>> start DOCUMENT SECTION

General American Life Ins. Co. v. Rogers

Decision Date06 July 1976
Docket NumberNo. 37258,37258
Citation539 S.W.2d 693
PartiesGENERAL AMERICAN LIFE INSURANCE CO., a corporation, Plaintiff, v. Vera Jean ROGERS, Defendant-Appellant, Vanita M. Rogers et al., Defendants-Respondents, and Bernice Swaim, Defendant. . Louis District, Division Three
CourtMissouri Court of Appeals

James F. Hespen, St. Louis, for appellant.

Dale L. Rollings, St. Charles, for respondent.

Joel D. Monson, St. Louis, for plaintiff.

James E. Hawk, Jr., St. Louis, for defendant Bernice Swaim.

SIMEONE, Judge.

This is an appeal by defendant-appellant, Vera Jean Rogers, the wife of deceased, Eugene Leroy Rogers, from a summary judgment entered by the circuit court of the City of St. Louis which denied her any rights in the proceeds of a group life insurance policy issued by General American Life Insurance Company on the life of the decedent. For reasons hereinafter stated, we affirm the judgment.

Prior to May 23, 1972, Eugene Leroy Rogers and Vanita M. Rogers were husband and wife. Four children were born of the marriage--Terry, Vickie, Bruce and Holly. Mr. Rogers was employed by Union Electric Company of Missouri and was insured under a group insurance policy issued by General American to Union Electric. He became insured under the policy on September 17, 1953. Over the years the policy increased in value.

>> end DOCUMENT SECTION

• **YOUR GOAL**:
Please answer these questions about the court opinion on the Rogers life insurance appeal:
1. Which court decided the case?
2. Which lawyer appeared for the appellant?
3. On what date did Eugene Leroy Rogers become insured under the group policy?

>> start EXTRACTED MATERIAL

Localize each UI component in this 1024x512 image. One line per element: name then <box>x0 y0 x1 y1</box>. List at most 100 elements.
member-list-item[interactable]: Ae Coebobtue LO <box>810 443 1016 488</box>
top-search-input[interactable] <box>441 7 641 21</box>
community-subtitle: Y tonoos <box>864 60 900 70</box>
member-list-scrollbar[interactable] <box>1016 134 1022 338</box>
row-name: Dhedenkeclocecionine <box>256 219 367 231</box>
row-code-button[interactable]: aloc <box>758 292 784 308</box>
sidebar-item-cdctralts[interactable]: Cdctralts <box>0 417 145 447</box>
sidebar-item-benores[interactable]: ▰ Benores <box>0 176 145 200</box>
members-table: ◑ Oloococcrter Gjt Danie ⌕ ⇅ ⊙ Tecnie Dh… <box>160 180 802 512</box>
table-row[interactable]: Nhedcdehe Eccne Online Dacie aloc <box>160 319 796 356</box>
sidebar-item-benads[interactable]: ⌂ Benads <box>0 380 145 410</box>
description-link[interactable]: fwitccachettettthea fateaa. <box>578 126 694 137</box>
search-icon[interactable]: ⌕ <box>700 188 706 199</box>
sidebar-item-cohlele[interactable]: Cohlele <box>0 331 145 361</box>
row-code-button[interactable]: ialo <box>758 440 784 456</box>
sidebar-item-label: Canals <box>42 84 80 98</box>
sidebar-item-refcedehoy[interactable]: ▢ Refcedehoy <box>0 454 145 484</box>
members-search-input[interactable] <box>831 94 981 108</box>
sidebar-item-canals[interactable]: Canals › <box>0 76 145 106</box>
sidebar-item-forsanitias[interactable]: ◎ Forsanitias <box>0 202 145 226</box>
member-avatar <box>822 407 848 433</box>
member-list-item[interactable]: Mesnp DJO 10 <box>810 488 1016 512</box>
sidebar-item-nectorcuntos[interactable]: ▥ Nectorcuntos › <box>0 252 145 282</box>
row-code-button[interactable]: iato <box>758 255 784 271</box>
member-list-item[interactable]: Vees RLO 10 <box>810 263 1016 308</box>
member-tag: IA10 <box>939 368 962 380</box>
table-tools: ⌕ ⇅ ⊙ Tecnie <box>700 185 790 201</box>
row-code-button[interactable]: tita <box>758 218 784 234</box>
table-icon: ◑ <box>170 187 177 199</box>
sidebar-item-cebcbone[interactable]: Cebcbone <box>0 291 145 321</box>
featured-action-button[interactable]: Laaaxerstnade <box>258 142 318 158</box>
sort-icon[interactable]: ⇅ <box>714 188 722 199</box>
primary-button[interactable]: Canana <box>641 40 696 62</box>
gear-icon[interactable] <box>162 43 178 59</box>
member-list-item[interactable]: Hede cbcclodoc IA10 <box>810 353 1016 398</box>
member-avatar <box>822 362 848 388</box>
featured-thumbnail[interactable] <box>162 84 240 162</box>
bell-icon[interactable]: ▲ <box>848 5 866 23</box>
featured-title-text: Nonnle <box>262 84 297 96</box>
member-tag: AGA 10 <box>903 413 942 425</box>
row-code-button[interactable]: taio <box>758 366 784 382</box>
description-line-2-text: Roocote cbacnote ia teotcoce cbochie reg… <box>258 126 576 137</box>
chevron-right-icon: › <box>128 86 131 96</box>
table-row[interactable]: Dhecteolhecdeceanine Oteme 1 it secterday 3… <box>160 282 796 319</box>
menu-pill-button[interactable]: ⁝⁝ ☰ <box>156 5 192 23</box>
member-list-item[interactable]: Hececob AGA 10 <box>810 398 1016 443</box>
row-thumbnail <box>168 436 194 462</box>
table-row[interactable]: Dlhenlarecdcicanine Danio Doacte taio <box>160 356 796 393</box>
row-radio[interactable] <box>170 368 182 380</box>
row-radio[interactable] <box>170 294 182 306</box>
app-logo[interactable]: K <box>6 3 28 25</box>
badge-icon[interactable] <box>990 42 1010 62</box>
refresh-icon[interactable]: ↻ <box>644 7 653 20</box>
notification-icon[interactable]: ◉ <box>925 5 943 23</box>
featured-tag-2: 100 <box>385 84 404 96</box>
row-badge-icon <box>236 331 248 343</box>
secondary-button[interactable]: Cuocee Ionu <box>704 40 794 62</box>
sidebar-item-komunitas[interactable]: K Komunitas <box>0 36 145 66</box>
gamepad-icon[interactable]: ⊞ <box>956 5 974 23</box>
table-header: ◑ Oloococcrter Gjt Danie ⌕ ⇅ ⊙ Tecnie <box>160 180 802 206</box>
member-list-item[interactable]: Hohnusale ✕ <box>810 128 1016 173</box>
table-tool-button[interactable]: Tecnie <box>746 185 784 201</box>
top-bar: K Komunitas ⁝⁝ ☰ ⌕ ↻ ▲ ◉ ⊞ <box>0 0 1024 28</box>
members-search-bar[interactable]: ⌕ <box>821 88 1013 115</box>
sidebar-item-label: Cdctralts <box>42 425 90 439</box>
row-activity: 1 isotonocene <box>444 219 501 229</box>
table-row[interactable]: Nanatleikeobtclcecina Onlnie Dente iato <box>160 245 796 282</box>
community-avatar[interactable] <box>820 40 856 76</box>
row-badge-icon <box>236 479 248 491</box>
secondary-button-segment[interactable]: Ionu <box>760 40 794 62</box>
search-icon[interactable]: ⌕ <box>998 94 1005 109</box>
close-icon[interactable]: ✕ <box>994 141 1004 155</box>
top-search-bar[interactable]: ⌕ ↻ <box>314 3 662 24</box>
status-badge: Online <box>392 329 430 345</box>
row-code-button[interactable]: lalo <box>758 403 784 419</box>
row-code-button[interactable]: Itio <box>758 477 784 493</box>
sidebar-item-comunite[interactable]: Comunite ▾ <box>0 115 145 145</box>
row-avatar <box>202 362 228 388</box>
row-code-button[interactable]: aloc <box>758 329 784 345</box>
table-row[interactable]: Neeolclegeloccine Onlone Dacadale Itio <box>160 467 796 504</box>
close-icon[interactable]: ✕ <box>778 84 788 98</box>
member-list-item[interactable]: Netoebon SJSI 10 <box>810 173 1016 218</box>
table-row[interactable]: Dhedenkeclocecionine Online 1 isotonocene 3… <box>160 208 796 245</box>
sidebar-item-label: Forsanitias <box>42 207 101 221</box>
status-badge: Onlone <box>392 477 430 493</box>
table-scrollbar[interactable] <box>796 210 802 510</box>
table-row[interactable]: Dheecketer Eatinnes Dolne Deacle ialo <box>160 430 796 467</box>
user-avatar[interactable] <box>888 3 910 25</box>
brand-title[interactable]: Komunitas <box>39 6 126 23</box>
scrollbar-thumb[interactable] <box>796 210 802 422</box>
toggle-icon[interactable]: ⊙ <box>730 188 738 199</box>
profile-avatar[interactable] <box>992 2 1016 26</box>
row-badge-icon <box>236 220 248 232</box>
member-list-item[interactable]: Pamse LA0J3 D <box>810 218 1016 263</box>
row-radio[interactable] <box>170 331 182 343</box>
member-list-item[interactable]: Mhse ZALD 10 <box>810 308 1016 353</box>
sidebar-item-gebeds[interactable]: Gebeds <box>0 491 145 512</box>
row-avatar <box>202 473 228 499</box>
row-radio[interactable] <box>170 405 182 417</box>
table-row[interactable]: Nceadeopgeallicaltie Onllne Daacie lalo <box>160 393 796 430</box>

>> end EXTRACTED MATERIAL

• **RESPONSE TO THE TASK**:
1. The Missouri Court of Appeals.
2. James F. Hespen, of St. Louis.
3. September 17, 1953.